### What to work on:
Extract each line holding the word "crepitatie" from the entries.

[Dataset entries on figures]
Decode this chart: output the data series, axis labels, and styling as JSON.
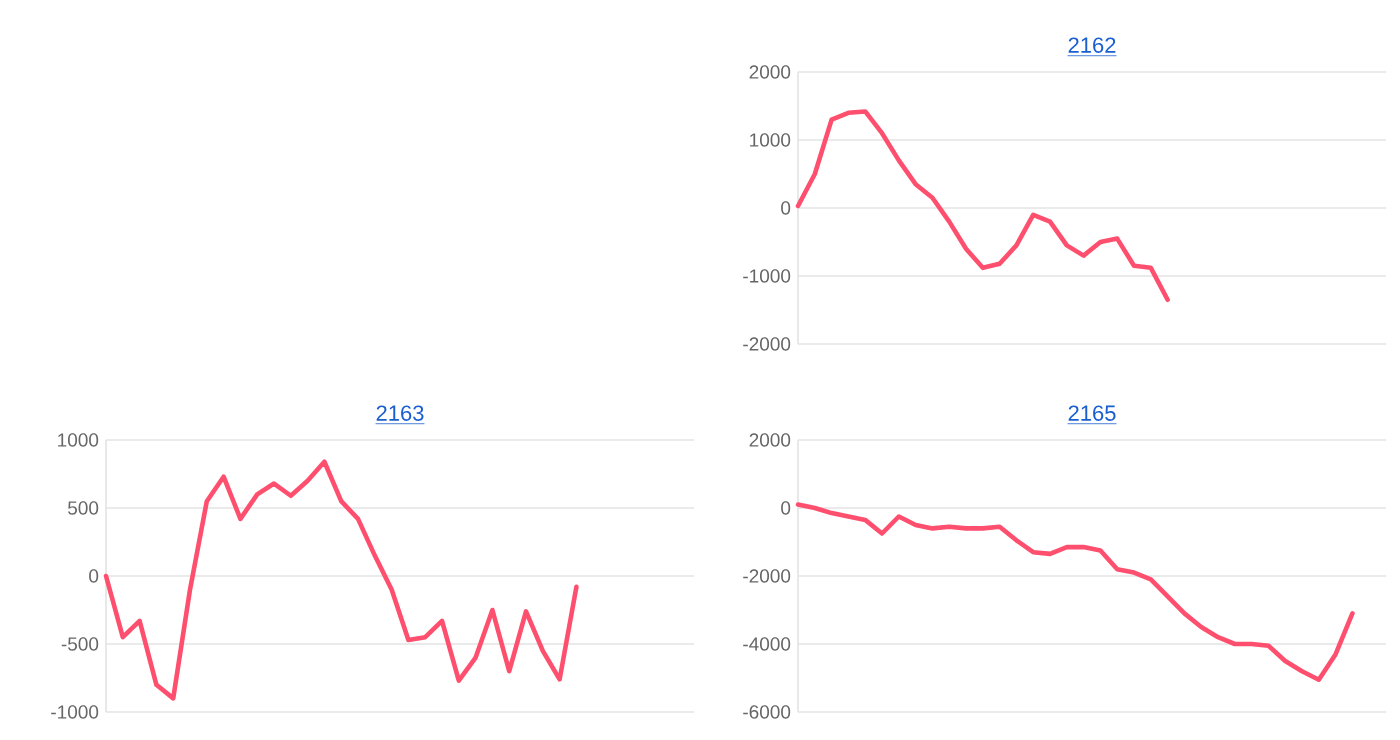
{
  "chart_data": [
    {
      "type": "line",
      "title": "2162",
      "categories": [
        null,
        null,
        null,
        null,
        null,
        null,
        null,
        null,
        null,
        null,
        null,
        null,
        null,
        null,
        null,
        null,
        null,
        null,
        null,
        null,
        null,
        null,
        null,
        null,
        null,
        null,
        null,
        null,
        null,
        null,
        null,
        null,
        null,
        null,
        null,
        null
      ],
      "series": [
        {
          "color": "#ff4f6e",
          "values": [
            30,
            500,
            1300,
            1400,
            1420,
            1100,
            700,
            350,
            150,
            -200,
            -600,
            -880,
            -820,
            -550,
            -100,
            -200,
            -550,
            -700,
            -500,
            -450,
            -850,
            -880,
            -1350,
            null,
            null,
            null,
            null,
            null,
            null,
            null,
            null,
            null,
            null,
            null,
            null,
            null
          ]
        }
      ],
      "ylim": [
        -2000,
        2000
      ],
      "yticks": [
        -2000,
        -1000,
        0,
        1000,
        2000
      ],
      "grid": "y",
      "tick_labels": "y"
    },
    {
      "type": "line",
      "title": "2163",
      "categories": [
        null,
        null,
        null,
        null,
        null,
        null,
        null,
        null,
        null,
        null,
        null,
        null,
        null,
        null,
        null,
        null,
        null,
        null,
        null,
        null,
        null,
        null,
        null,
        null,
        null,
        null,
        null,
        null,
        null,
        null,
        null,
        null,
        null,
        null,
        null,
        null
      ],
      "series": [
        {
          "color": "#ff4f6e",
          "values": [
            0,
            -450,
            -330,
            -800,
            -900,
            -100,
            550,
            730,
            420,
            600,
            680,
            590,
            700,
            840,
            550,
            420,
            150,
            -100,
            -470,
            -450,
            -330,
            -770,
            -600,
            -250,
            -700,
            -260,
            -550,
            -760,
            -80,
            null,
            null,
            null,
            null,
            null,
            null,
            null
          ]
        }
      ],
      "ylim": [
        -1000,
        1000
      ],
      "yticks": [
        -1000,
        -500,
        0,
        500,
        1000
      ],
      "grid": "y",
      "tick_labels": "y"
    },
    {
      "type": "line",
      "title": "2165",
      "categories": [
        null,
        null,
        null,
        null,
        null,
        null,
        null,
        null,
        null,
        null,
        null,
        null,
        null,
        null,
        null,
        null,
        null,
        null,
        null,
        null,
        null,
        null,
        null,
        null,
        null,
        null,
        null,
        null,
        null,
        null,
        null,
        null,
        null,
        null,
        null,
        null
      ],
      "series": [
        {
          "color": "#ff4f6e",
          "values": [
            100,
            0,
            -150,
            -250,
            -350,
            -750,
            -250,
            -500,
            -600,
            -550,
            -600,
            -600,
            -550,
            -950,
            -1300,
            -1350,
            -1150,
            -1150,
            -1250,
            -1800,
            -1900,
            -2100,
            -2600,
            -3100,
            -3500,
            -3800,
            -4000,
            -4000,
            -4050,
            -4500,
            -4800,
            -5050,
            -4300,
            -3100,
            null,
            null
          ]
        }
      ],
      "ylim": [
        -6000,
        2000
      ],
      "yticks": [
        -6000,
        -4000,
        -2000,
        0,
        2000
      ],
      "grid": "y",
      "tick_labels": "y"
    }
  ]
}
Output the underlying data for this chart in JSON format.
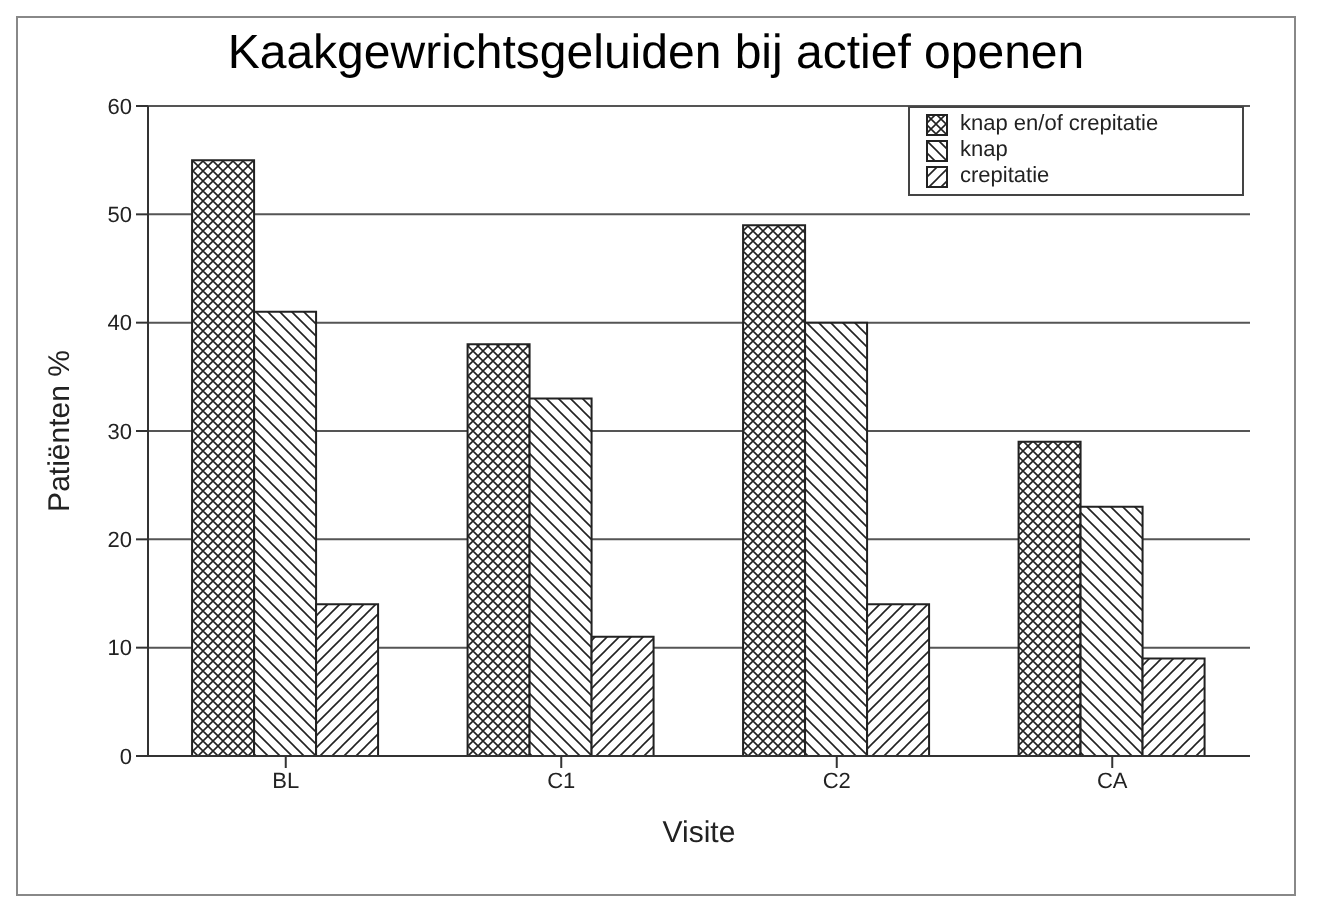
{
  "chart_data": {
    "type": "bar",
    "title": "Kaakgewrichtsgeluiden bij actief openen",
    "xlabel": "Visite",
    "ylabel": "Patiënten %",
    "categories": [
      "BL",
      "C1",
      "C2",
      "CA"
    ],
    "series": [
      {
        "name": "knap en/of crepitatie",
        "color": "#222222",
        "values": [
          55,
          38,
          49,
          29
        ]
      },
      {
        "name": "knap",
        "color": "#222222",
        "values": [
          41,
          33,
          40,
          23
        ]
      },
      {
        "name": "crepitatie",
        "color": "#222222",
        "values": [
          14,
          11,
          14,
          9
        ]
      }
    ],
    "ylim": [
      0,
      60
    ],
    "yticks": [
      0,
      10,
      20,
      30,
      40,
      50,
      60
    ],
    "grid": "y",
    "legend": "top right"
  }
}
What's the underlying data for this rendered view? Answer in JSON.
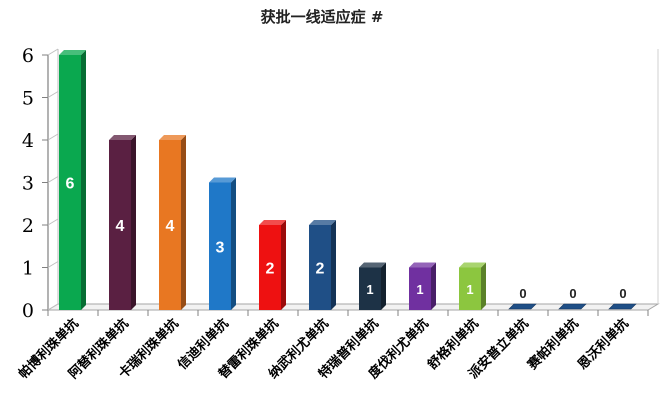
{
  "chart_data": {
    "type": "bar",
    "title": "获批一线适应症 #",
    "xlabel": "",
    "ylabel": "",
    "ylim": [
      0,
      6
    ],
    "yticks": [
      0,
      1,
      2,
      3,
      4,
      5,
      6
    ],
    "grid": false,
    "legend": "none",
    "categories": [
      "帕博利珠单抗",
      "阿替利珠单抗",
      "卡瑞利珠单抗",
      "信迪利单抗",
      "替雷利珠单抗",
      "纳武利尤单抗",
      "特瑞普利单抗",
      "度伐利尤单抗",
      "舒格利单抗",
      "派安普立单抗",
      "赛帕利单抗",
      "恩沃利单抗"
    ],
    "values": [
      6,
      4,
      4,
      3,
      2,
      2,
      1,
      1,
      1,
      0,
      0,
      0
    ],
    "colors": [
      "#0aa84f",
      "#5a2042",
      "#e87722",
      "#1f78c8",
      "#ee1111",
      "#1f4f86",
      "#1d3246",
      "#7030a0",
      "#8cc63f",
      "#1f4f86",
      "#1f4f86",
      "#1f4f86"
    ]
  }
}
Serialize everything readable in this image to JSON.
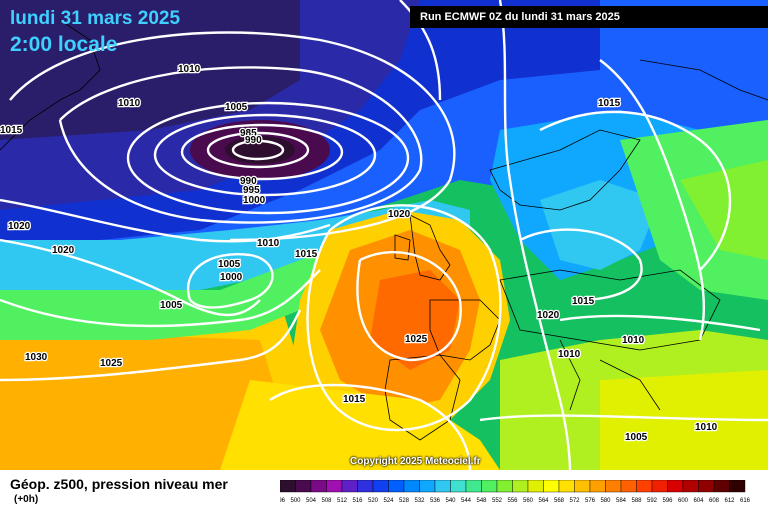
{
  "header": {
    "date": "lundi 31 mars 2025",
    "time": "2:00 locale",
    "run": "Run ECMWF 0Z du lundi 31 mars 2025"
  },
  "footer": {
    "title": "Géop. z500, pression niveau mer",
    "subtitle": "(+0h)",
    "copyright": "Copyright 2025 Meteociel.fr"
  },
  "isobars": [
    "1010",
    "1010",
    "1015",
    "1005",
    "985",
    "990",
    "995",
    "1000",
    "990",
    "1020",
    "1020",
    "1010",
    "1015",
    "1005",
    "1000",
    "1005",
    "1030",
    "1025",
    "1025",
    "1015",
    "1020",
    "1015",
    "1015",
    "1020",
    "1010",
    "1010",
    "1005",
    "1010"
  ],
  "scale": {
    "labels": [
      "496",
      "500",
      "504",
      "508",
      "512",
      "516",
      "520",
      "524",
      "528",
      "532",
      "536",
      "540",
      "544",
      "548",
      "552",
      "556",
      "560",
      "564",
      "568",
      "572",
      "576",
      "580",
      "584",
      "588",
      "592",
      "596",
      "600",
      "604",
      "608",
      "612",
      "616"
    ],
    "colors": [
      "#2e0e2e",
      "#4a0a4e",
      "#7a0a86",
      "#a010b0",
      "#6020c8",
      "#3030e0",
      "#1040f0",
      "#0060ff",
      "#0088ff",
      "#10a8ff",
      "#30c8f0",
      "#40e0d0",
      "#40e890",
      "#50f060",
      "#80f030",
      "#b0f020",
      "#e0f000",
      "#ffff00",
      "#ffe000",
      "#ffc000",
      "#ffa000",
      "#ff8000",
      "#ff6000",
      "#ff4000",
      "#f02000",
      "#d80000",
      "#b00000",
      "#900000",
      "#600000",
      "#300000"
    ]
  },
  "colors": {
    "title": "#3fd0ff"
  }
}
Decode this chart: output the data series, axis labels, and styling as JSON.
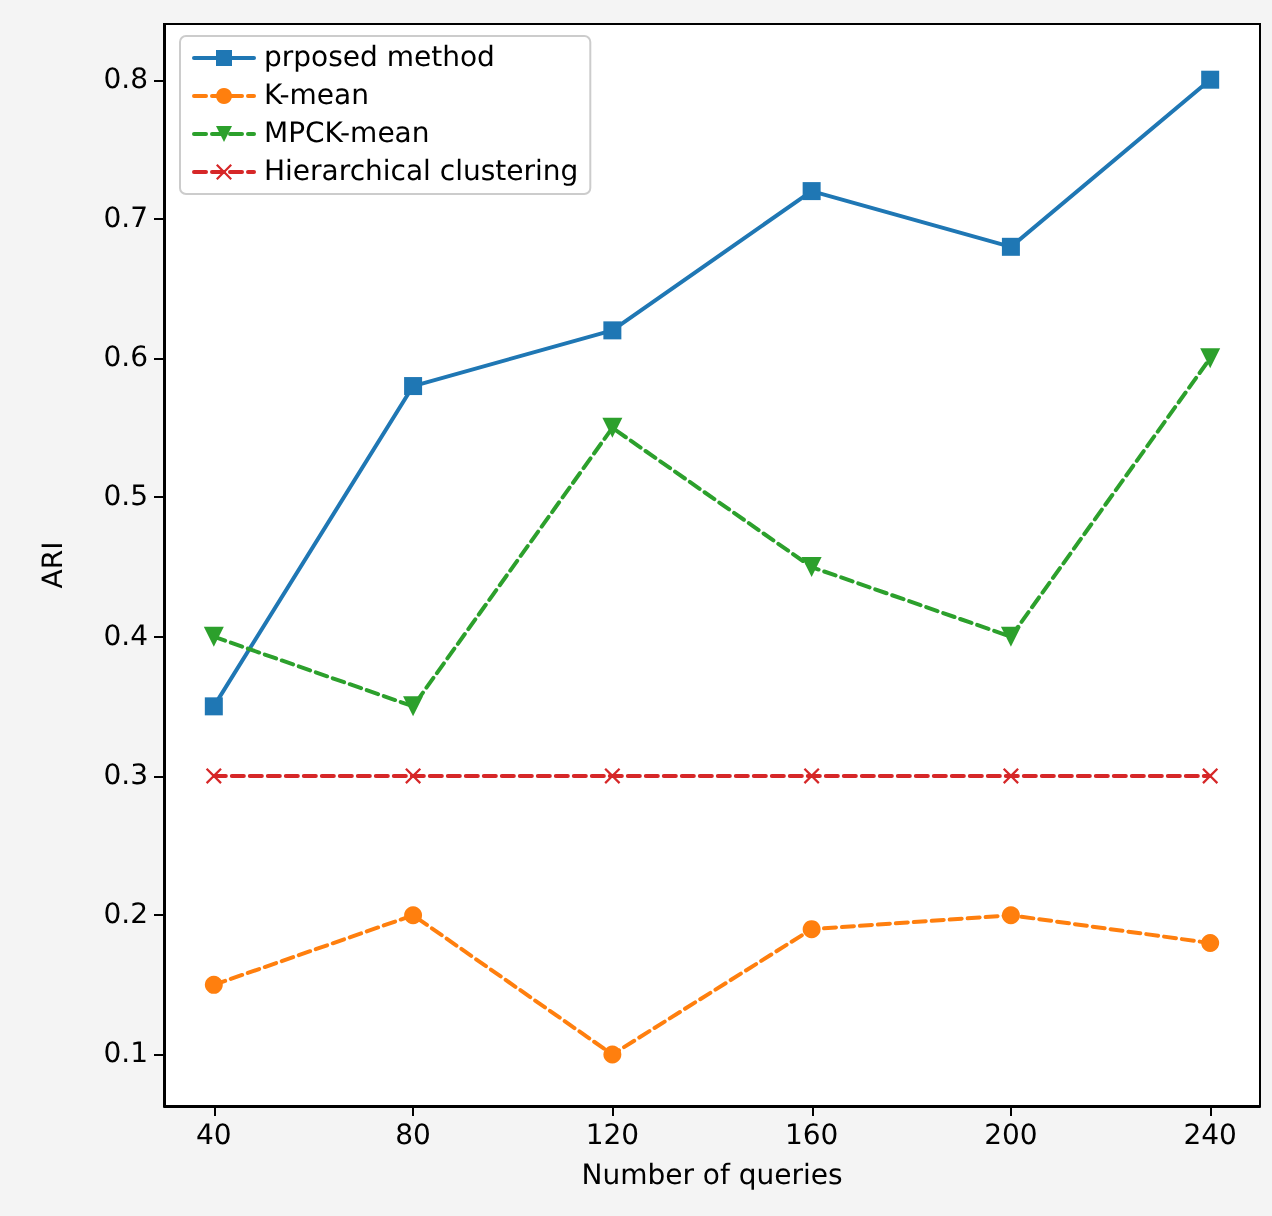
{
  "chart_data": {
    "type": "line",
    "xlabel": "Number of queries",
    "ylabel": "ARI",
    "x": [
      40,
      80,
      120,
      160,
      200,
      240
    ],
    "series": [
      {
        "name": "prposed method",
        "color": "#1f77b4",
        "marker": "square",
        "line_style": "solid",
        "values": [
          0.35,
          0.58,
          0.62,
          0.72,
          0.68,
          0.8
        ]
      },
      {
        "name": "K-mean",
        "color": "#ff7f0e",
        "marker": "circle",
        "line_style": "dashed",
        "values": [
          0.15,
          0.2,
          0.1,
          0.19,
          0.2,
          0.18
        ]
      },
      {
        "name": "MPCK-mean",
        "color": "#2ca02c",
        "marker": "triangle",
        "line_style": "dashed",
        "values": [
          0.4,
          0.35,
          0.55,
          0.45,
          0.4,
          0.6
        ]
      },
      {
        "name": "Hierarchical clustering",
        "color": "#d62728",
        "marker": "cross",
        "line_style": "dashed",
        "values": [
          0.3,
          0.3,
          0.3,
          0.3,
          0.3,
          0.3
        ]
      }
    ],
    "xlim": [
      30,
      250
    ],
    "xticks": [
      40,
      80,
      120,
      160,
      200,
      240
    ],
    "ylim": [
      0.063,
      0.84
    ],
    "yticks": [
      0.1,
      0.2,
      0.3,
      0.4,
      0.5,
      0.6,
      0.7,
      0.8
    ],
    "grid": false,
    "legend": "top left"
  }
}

### Solved exercise:
        "name": "knap en/of crepitatie",
        "name": "crepitatie",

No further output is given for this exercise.